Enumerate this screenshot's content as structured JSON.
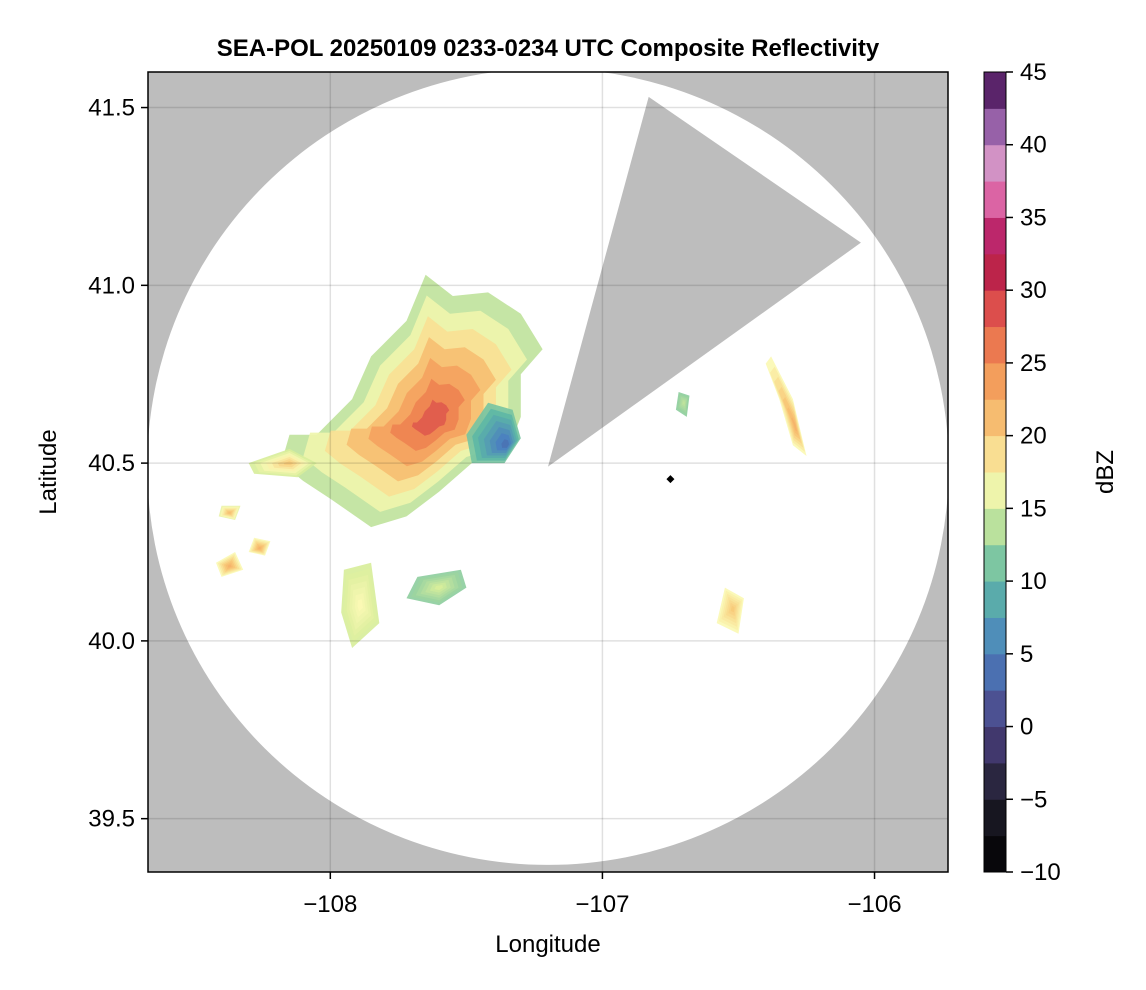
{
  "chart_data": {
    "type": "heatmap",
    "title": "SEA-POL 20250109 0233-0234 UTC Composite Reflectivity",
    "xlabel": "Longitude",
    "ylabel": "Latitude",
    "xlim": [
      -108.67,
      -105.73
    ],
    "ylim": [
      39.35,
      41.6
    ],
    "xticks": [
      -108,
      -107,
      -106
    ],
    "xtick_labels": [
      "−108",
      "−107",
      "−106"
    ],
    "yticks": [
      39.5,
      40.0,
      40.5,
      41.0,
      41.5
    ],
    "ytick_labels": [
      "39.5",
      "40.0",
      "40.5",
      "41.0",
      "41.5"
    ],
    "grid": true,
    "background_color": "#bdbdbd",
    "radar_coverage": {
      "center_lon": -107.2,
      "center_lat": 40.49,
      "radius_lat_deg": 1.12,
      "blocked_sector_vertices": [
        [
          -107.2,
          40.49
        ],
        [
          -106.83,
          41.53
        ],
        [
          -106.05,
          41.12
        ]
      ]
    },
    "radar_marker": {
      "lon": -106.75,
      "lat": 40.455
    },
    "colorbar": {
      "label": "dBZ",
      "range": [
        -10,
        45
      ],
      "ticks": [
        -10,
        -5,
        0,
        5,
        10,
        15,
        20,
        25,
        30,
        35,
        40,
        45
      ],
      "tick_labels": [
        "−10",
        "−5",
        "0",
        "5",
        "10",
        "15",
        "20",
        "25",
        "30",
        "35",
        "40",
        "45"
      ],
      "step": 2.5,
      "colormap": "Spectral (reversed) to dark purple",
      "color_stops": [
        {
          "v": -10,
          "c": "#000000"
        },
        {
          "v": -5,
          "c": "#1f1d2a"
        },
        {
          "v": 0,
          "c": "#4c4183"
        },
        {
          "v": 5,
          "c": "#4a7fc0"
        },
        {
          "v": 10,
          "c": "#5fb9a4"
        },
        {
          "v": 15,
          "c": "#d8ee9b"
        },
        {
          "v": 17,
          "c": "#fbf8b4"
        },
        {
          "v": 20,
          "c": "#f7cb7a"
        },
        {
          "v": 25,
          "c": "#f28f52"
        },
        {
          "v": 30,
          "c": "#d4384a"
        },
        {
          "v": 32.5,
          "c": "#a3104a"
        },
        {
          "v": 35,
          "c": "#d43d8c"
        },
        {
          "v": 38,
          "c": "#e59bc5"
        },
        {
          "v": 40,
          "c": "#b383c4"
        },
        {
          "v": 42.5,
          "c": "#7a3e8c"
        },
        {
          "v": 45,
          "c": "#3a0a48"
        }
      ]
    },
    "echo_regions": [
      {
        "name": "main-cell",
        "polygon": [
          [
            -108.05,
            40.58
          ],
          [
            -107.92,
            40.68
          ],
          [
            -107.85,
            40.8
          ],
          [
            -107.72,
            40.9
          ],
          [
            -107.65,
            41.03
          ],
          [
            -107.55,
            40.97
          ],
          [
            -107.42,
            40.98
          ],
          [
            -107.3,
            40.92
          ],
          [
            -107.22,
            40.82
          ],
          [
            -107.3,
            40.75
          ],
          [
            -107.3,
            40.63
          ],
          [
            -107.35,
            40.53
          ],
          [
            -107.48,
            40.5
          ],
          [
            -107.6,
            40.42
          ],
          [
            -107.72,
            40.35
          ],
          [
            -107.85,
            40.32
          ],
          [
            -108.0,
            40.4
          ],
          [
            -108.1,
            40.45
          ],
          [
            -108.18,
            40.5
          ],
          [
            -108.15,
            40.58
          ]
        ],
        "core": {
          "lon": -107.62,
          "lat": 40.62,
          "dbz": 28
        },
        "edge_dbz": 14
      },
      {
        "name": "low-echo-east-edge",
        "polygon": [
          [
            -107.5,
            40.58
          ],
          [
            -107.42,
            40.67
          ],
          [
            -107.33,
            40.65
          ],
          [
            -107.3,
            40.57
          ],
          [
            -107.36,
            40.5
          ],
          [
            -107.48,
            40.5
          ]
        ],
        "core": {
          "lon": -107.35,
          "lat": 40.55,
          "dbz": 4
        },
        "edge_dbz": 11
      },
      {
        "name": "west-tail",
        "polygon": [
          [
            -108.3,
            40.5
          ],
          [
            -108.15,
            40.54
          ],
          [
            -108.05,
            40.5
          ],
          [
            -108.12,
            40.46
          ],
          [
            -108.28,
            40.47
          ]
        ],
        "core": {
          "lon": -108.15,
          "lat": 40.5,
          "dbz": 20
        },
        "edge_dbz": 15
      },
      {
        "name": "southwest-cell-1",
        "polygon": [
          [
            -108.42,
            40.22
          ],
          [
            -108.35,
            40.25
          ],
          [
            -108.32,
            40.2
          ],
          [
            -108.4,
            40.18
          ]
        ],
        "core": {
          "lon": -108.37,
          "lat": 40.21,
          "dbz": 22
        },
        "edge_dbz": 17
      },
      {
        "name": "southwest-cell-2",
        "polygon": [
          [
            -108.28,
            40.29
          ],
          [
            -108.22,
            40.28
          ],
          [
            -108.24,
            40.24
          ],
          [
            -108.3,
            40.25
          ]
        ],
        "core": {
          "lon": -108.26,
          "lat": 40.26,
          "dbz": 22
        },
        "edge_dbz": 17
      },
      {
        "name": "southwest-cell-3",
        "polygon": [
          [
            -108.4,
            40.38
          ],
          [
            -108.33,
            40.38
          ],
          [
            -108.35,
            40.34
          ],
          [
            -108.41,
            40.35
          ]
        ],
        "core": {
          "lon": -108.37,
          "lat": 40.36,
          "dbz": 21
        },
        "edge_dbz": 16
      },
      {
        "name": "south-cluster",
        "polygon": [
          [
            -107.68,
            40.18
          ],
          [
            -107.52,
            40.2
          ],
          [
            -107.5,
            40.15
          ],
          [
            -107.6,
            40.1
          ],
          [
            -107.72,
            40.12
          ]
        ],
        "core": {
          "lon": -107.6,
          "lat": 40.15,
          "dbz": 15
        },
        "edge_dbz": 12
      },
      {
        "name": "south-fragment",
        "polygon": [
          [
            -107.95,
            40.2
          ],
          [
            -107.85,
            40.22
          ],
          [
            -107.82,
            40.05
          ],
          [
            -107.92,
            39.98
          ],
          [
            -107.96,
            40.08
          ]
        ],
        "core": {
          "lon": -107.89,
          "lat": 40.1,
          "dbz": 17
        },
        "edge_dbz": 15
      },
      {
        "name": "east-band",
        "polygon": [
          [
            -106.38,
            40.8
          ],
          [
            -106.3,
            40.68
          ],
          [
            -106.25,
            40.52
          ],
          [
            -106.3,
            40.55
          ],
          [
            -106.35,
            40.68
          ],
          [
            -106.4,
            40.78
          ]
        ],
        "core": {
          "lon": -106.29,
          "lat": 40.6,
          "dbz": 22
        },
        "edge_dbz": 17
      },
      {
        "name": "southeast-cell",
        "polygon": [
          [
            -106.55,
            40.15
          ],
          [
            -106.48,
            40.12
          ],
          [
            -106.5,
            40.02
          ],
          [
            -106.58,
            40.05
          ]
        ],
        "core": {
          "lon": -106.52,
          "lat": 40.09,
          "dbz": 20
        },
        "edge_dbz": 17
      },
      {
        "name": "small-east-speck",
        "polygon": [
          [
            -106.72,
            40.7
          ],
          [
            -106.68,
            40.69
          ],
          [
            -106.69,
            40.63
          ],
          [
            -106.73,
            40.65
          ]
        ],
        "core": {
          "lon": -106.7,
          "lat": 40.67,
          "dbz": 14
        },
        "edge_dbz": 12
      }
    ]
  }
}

What the task asks: Using the entries above, return each line that includes the word "name".

Full solution:
        "name": "main-cell",
        "name": "low-echo-east-edge",
        "name": "west-tail",
        "name": "southwest-cell-1",
        "name": "southwest-cell-2",
        "name": "southwest-cell-3",
        "name": "south-cluster",
        "name": "south-fragment",
        "name": "east-band",
        "name": "southeast-cell",
        "name": "small-east-speck",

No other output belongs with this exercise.